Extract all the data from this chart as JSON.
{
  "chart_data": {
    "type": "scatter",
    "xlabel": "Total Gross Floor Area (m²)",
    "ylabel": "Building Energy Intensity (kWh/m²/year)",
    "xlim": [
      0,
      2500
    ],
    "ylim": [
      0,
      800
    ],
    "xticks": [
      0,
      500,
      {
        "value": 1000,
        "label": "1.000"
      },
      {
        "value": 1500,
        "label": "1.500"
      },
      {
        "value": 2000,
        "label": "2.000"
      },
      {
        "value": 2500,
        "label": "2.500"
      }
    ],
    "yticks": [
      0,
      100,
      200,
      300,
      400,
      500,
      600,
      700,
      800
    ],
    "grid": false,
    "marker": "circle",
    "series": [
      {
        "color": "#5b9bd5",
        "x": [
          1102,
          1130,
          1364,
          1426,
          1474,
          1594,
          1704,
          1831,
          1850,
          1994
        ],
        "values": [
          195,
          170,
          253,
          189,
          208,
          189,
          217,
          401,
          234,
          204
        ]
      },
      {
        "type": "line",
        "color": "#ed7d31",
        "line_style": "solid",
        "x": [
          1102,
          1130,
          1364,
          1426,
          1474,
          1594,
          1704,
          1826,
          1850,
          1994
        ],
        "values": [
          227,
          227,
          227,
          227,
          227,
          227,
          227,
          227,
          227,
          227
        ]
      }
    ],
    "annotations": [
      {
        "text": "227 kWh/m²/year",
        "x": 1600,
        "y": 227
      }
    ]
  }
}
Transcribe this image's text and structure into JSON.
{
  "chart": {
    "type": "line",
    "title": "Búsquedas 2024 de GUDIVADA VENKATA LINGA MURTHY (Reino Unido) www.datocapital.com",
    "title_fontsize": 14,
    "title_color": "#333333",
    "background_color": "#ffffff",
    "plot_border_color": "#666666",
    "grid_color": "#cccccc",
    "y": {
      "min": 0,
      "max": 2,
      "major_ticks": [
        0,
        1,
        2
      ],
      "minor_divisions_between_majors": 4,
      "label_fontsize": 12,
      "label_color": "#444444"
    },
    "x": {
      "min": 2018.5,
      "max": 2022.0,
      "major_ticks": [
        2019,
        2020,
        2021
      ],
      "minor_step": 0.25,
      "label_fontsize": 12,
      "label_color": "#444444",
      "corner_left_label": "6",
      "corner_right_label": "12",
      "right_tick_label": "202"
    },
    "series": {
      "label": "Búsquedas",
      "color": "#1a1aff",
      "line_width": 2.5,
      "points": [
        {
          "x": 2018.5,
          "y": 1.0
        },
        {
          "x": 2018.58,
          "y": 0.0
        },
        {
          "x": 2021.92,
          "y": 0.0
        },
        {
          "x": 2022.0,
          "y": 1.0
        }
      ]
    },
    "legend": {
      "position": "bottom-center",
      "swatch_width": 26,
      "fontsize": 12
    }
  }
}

- Exercise task: Provide the number of lines in the entries that include "year", and no other text.

- Expected answer: 2